Dataset records
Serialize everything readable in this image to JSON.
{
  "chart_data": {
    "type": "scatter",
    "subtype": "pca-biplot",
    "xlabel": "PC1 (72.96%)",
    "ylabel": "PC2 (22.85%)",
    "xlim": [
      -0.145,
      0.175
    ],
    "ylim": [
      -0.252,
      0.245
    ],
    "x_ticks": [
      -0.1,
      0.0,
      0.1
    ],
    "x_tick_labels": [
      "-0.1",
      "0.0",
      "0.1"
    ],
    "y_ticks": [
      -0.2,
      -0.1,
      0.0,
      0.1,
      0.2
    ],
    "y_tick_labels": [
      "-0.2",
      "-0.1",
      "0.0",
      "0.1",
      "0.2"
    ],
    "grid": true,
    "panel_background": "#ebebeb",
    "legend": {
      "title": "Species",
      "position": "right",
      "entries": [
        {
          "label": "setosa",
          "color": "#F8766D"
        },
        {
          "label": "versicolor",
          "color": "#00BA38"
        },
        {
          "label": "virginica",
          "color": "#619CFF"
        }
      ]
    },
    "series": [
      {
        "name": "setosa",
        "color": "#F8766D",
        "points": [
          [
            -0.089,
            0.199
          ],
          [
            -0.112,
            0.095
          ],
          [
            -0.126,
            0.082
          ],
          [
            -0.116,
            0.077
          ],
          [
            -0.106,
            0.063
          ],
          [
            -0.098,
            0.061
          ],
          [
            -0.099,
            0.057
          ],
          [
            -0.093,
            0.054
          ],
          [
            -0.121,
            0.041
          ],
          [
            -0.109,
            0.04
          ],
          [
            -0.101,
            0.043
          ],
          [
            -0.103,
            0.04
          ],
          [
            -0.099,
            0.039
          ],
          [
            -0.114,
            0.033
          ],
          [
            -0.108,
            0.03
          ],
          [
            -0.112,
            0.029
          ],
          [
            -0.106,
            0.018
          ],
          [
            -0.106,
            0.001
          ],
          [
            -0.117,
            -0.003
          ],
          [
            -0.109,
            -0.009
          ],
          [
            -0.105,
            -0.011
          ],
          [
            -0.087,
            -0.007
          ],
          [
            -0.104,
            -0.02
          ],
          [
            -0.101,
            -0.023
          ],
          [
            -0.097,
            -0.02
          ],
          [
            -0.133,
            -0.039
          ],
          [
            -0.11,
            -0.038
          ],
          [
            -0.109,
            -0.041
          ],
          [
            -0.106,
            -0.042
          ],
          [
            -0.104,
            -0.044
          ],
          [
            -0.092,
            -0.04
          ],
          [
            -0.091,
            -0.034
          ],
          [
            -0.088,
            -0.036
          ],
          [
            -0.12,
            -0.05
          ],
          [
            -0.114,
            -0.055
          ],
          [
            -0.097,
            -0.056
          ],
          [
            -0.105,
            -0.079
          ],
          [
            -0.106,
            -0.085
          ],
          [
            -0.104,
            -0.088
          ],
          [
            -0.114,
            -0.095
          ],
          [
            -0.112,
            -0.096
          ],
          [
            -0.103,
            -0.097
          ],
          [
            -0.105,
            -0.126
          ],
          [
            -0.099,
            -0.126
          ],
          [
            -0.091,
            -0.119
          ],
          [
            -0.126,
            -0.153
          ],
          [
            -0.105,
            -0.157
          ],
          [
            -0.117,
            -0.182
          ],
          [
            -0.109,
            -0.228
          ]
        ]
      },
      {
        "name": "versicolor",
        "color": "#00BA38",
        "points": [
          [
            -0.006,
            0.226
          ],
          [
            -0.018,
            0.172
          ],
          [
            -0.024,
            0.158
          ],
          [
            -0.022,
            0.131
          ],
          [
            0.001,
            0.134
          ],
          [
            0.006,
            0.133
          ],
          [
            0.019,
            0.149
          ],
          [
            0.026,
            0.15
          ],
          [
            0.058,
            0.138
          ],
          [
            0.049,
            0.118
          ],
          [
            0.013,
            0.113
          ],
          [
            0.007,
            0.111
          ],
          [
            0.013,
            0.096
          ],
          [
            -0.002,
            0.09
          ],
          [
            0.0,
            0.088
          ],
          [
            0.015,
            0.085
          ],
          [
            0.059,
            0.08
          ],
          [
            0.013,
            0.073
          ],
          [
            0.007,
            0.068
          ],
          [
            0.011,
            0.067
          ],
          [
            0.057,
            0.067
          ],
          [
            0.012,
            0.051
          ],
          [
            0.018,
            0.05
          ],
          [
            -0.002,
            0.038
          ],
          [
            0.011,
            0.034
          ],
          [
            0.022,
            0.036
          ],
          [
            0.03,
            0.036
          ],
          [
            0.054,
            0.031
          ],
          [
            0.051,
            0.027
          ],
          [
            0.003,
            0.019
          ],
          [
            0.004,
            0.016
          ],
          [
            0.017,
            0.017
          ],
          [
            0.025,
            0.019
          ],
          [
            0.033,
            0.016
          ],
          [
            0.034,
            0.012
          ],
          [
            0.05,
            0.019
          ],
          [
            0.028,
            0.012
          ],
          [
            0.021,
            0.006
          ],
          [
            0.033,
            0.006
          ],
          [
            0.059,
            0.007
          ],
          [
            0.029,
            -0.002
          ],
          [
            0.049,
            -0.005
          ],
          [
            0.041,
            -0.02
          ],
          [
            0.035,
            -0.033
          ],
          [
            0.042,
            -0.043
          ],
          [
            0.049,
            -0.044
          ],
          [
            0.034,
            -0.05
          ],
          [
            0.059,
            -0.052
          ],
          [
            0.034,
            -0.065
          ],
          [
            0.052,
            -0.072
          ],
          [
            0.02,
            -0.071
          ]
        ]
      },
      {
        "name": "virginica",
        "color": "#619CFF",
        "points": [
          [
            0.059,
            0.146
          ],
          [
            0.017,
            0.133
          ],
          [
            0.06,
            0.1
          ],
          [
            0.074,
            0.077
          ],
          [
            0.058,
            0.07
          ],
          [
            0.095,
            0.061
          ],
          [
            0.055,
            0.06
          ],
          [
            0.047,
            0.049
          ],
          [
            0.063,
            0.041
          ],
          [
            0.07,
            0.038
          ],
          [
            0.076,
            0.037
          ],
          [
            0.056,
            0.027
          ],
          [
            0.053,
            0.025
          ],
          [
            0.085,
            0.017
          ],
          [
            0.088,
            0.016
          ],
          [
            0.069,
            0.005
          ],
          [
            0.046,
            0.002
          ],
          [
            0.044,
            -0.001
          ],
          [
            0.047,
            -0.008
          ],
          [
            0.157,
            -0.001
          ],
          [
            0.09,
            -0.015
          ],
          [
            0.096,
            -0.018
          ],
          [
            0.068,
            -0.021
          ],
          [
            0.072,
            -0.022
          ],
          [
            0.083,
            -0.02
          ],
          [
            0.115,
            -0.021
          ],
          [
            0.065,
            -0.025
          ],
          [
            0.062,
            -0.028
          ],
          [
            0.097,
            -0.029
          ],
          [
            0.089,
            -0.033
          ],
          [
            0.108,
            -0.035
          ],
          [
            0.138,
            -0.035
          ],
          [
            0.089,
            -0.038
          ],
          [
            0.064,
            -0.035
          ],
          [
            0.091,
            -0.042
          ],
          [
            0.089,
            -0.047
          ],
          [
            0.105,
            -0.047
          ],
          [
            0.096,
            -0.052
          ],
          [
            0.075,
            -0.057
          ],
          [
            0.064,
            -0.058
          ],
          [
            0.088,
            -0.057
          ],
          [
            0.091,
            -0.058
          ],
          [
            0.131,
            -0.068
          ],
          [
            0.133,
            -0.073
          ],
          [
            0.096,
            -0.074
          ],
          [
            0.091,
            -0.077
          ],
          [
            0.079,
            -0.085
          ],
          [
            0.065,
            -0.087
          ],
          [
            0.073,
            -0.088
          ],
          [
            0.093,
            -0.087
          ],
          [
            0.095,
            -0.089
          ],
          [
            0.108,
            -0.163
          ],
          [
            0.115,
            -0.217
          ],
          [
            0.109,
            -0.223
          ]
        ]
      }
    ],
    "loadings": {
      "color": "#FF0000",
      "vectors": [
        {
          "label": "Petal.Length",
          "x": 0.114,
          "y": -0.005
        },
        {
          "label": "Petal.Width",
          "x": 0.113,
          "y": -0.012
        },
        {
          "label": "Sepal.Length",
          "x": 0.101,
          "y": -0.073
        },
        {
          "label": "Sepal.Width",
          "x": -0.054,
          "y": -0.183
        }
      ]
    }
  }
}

Task statement
Search the data for the string "Petal". List each line that has it.

Written answer
          "label": "Petal.Length",
          "label": "Petal.Width",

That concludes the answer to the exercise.